■ Brief:
Report how many lines in the records hold the string "Note"; give the number and nothing else.

[Records from a collection of figures]
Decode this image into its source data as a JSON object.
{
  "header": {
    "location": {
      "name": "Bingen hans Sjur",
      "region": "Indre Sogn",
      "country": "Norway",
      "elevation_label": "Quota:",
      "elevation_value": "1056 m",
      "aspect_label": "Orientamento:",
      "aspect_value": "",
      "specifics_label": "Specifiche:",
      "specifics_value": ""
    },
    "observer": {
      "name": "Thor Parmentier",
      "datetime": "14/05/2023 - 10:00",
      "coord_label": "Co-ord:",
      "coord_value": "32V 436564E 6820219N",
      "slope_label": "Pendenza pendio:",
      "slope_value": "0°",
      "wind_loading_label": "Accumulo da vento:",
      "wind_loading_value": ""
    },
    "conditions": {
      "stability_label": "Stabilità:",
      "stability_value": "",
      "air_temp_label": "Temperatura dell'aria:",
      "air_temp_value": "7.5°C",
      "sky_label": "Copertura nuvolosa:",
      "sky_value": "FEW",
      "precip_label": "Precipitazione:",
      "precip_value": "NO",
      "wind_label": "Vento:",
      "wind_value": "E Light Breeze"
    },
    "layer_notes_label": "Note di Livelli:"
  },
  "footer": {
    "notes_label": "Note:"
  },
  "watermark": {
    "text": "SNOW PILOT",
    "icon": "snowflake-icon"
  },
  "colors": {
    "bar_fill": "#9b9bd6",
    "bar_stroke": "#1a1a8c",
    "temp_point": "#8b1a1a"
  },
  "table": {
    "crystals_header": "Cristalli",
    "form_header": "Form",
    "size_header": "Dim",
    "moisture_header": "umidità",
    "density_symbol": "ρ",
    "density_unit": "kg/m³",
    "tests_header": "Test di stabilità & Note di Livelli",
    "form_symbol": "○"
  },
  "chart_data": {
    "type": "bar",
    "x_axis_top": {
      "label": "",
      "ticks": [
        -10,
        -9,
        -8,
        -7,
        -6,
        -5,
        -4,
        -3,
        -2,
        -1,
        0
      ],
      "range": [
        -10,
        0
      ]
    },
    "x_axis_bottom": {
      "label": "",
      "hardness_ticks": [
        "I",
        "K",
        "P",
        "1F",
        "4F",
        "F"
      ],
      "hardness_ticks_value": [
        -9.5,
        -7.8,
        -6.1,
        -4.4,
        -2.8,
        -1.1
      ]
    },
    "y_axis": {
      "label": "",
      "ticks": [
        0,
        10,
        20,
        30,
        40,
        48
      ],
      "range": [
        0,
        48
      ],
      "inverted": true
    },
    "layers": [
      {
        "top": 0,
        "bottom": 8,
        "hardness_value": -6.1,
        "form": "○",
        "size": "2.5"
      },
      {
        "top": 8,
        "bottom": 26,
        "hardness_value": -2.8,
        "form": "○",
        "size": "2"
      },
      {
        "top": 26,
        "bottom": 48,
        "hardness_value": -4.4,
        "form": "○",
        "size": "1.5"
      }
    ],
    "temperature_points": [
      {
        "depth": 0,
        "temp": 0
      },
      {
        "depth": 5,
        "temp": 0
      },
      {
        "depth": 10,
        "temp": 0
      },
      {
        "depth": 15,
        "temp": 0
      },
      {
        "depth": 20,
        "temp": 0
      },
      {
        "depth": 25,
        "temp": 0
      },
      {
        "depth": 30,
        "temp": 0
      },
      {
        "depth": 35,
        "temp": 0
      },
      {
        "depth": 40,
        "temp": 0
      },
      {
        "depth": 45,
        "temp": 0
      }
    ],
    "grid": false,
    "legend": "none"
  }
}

■ Written response:
3